* begin RECORDS TO PROCESS *

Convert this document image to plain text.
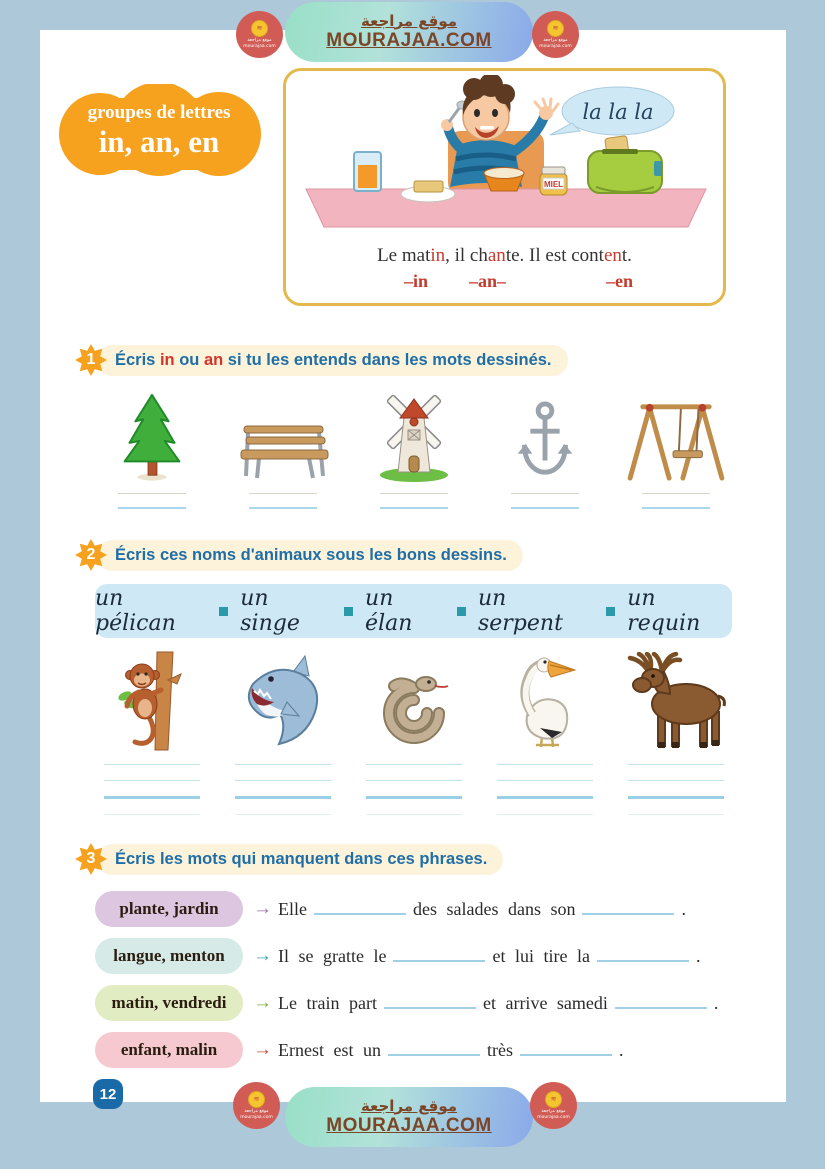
≋
موقع مراجعة
mourajaa.com
موقع مراجعة
MOURAJAA.COM
≋
موقع مراجعة
mourajaa.com
groupes de lettres
in, an, en
la la la
MIEL
Le matin, il chante. Il est content.
–in –an–	–en
1	Écris in ou an si tu les entends dans les mots dessinés.
2	Écris ces noms d'animaux sous les bons dessins.
un pélican
un singe
un élan
un serpent
un requin
3	Écris les mots qui manquent dans ces phrases.
plante, jardin	→ Elle	des salades dans son	.
langue, menton	→ Il se gratte le	et lui tire la	.
matin, vendredi	→ Le train part	et arrive samedi	.
enfant, malin	→ Ernest est un	très	.
12	≋
موقع مراجعة
mourajaa.com
موقع مراجعة
MOURAJAA.COM
≋
موقع مراجعة
mourajaa.com
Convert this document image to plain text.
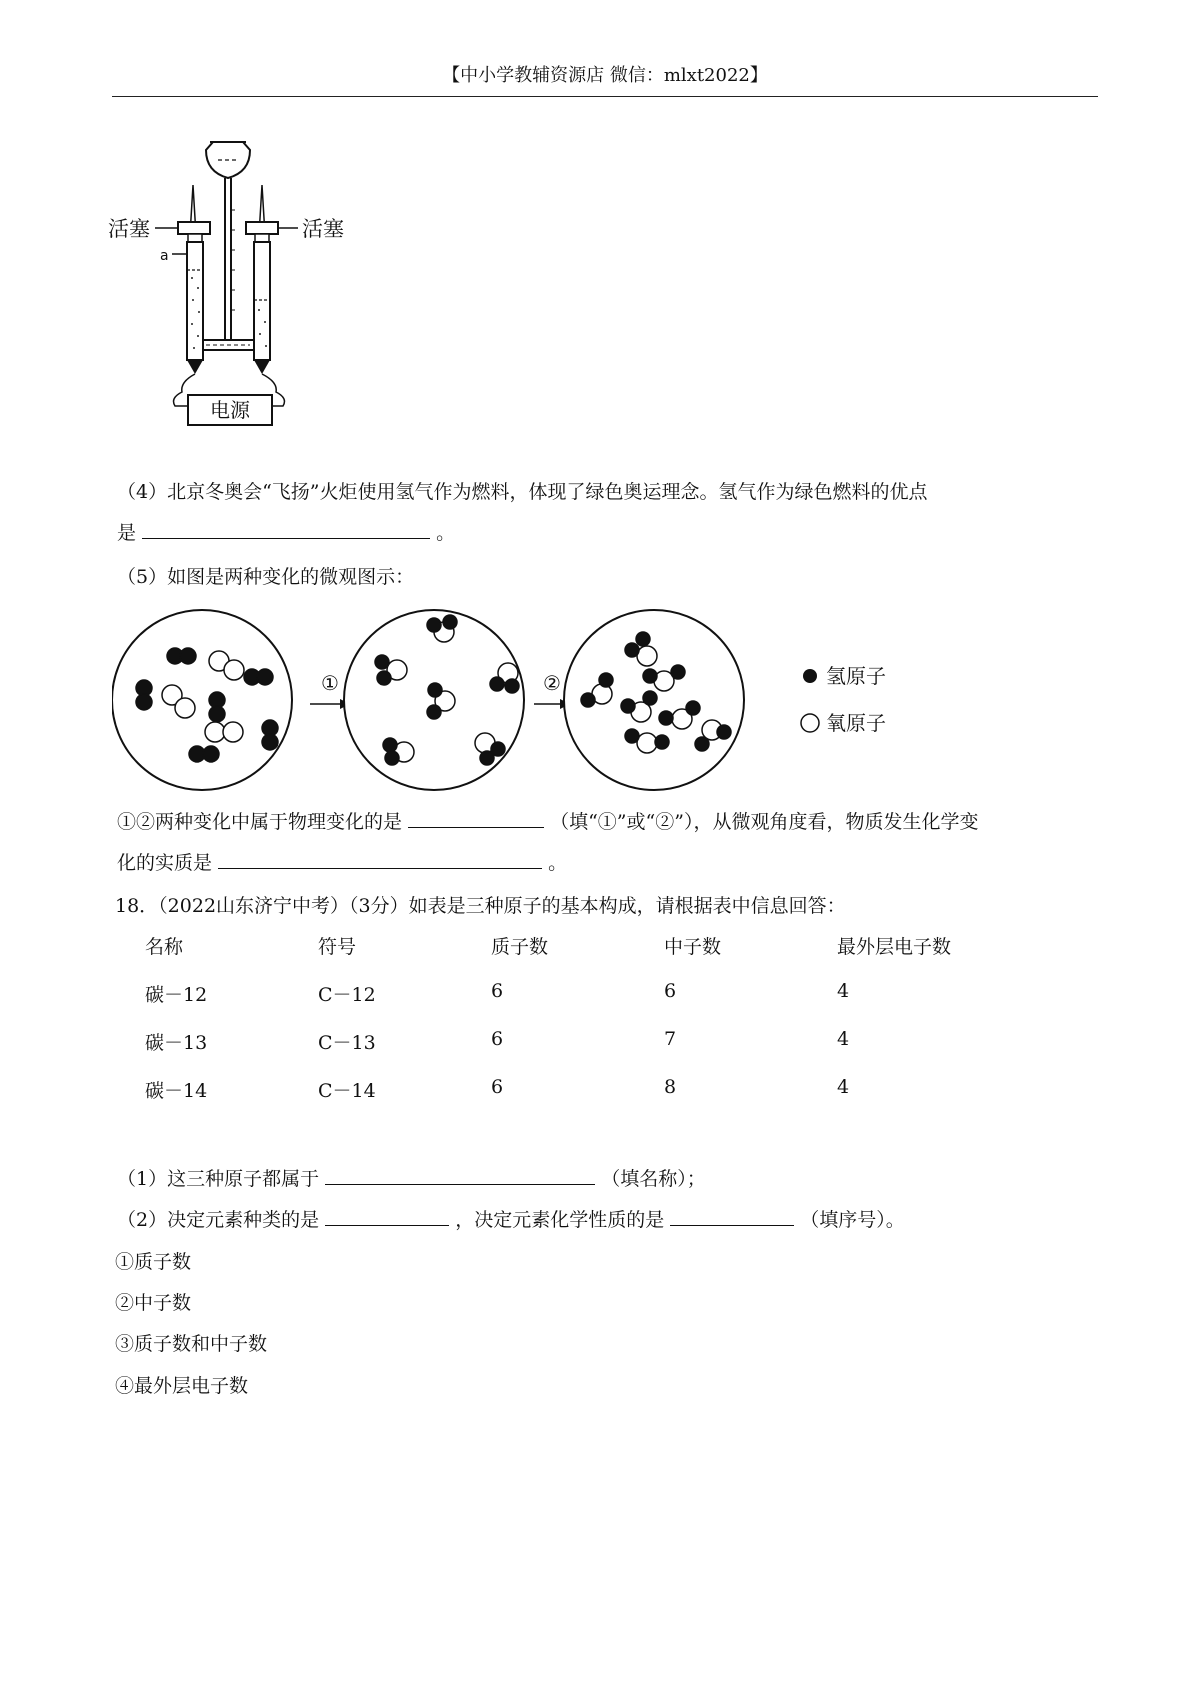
【中小学教辅资源店 微信：mlxt2022】
活塞	活塞
a
电源
（4）北京冬奥会“飞扬”火炬使用氢气作为燃料，体现了绿色奥运理念。氢气作为绿色燃料的优点
是	。
（5）如图是两种变化的微观图示：
①	②	氢原子
氧原子
①②两种变化中属于物理变化的是	（填“①”或“②”），从微观角度看，物质发生化学变
化的实质是	。
18．（2022山东济宁中考）（3分）如表是三种原子的基本构成，请根据表中信息回答：
名称	符号	质子数	中子数	最外层电子数
碳－12	C－12	6	6	4
碳－13	C－13	6	7	4
碳－14	C－14	6	8	4
（1）这三种原子都属于	（填名称）；
（2）决定元素种类的是	，决定元素化学性质的是	（填序号）。
①质子数
②中子数
③质子数和中子数
④最外层电子数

* end RECORDS TO PROCESS *

WORK TO DO
The material above holds pictures; copy everything else in it exactly.

PROBLEM SOLUTION
Convert this document image to plain text.
≋
موقع مراجعة
mourajaa.com
موقع مراجعة
MOURAJAA.COM
≋
موقع مراجعة
mourajaa.com
groupes de lettres
in, an, en
la la la
MIEL
Le matin, il chante. Il est content.
–in –an–	–en
1	Écris in ou an si tu les entends dans les mots dessinés.
2	Écris ces noms d'animaux sous les bons dessins.
un pélican
un singe
un élan
un serpent
un requin
3	Écris les mots qui manquent dans ces phrases.
plante, jardin	→ Elle	des salades dans son	.
langue, menton	→ Il se gratte le	et lui tire la	.
matin, vendredi	→ Le train part	et arrive samedi	.
enfant, malin	→ Ernest est un	très	.
12	≋
موقع مراجعة
mourajaa.com
موقع مراجعة
MOURAJAA.COM
≋
موقع مراجعة
mourajaa.com
Convert this document image to plain text.
【中小学教辅资源店 微信：mlxt2022】
活塞	活塞
a
电源
（4）北京冬奥会“飞扬”火炬使用氢气作为燃料，体现了绿色奥运理念。氢气作为绿色燃料的优点
是	。
（5）如图是两种变化的微观图示：
①	②	氢原子
氧原子
①②两种变化中属于物理变化的是	（填“①”或“②”），从微观角度看，物质发生化学变
化的实质是	。
18．（2022山东济宁中考）（3分）如表是三种原子的基本构成，请根据表中信息回答：
名称	符号	质子数	中子数	最外层电子数
碳－12	C－12	6	6	4
碳－13	C－13	6	7	4
碳－14	C－14	6	8	4
（1）这三种原子都属于	（填名称）；
（2）决定元素种类的是	，决定元素化学性质的是	（填序号）。
①质子数
②中子数
③质子数和中子数
④最外层电子数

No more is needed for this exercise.